(Stored data)
──────────

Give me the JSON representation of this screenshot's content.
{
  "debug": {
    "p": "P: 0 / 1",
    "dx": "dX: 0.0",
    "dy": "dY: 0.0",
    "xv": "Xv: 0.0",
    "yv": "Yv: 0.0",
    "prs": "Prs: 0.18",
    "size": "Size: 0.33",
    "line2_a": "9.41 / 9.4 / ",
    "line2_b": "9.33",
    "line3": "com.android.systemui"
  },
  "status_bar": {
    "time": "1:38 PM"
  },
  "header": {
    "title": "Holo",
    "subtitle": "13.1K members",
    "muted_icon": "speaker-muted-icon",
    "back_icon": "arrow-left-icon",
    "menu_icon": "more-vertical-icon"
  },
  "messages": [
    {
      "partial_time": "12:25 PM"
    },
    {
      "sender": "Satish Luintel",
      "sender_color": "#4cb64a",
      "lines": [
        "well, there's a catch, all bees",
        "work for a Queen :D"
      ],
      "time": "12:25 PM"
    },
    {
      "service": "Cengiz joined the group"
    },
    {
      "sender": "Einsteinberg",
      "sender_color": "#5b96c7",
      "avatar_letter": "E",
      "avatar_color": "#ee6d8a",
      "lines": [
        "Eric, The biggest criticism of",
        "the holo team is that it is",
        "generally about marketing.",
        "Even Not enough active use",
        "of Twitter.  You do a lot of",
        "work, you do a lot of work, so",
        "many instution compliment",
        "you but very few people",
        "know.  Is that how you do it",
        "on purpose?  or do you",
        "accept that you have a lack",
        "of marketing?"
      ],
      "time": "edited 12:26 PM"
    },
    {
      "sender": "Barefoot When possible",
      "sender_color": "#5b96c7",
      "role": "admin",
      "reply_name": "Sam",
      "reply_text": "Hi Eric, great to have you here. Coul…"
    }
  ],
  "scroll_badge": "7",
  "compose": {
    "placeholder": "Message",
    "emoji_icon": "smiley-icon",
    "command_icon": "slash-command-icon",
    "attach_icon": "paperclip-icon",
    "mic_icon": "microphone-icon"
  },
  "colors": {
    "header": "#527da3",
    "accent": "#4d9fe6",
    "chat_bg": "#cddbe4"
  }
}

──────────

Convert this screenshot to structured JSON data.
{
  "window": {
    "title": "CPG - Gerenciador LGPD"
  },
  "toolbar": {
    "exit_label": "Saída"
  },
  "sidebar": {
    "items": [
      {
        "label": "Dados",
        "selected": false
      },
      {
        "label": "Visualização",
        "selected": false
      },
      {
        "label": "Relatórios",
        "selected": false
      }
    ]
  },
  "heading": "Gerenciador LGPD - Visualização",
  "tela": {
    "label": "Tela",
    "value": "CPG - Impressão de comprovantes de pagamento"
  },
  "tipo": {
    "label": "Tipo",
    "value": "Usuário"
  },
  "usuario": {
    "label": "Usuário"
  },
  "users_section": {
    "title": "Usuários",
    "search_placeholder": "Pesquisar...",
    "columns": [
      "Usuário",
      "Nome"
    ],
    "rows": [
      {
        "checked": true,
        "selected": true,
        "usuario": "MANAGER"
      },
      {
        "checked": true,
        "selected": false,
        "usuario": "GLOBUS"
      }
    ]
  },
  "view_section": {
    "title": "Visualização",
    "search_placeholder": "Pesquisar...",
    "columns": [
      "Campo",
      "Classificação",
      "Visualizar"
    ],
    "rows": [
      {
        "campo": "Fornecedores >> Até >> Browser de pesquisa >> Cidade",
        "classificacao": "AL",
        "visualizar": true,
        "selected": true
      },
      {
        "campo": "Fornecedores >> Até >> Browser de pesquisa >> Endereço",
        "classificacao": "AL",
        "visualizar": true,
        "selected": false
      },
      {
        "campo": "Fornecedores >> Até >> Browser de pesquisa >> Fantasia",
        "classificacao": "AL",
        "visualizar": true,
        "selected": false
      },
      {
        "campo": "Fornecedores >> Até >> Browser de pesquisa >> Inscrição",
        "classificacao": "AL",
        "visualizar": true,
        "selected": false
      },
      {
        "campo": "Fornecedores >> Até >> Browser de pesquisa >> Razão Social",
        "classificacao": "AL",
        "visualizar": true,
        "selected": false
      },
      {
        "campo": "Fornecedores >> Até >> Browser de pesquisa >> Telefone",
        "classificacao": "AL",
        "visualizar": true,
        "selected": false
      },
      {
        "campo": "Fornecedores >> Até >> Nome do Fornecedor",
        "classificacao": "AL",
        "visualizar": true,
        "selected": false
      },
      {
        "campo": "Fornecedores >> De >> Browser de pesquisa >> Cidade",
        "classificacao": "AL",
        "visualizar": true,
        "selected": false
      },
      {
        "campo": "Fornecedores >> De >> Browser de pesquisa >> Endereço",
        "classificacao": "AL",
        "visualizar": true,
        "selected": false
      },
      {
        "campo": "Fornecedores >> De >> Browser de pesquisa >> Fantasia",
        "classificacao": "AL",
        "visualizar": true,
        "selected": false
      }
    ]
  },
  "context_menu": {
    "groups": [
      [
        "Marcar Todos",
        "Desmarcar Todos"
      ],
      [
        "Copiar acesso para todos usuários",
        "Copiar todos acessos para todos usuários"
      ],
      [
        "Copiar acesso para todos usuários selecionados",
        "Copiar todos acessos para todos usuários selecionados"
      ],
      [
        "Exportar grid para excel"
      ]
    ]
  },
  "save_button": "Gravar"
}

──────────

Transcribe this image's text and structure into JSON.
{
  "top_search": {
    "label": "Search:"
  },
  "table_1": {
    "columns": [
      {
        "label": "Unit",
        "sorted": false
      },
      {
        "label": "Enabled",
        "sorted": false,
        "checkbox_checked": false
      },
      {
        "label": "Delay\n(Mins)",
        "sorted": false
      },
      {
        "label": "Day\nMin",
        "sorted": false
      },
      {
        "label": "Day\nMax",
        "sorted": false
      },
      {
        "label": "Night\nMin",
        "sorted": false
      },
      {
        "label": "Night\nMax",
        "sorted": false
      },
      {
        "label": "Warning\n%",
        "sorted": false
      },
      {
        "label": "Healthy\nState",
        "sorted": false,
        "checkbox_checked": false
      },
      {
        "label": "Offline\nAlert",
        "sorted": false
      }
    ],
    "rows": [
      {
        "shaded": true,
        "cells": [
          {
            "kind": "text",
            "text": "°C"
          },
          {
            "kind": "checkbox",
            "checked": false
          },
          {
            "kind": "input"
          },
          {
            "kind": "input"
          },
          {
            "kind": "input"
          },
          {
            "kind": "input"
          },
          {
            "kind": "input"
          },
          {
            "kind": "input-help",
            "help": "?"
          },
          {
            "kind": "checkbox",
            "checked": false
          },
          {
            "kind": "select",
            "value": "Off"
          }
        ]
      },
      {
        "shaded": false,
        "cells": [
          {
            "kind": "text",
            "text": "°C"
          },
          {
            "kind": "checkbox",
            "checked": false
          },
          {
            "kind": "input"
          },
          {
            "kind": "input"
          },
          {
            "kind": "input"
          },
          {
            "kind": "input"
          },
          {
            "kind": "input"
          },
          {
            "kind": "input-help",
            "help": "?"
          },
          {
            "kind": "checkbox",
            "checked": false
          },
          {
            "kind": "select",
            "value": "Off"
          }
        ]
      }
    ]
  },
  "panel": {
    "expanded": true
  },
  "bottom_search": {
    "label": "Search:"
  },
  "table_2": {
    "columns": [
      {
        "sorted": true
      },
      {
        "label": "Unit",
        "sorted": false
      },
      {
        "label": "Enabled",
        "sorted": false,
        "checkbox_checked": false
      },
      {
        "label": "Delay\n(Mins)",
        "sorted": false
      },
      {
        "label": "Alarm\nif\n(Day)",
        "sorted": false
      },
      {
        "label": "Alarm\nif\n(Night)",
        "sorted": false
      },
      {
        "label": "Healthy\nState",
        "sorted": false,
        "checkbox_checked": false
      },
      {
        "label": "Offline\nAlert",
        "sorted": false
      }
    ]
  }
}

──────────

REQUIRED WORK
Gather each line in the entries above where the string "Nome" is found.

WRITTEN RESPONSE
      "Nome"
        "campo": "Fornecedores >> Até >> Nome do Fornecedor",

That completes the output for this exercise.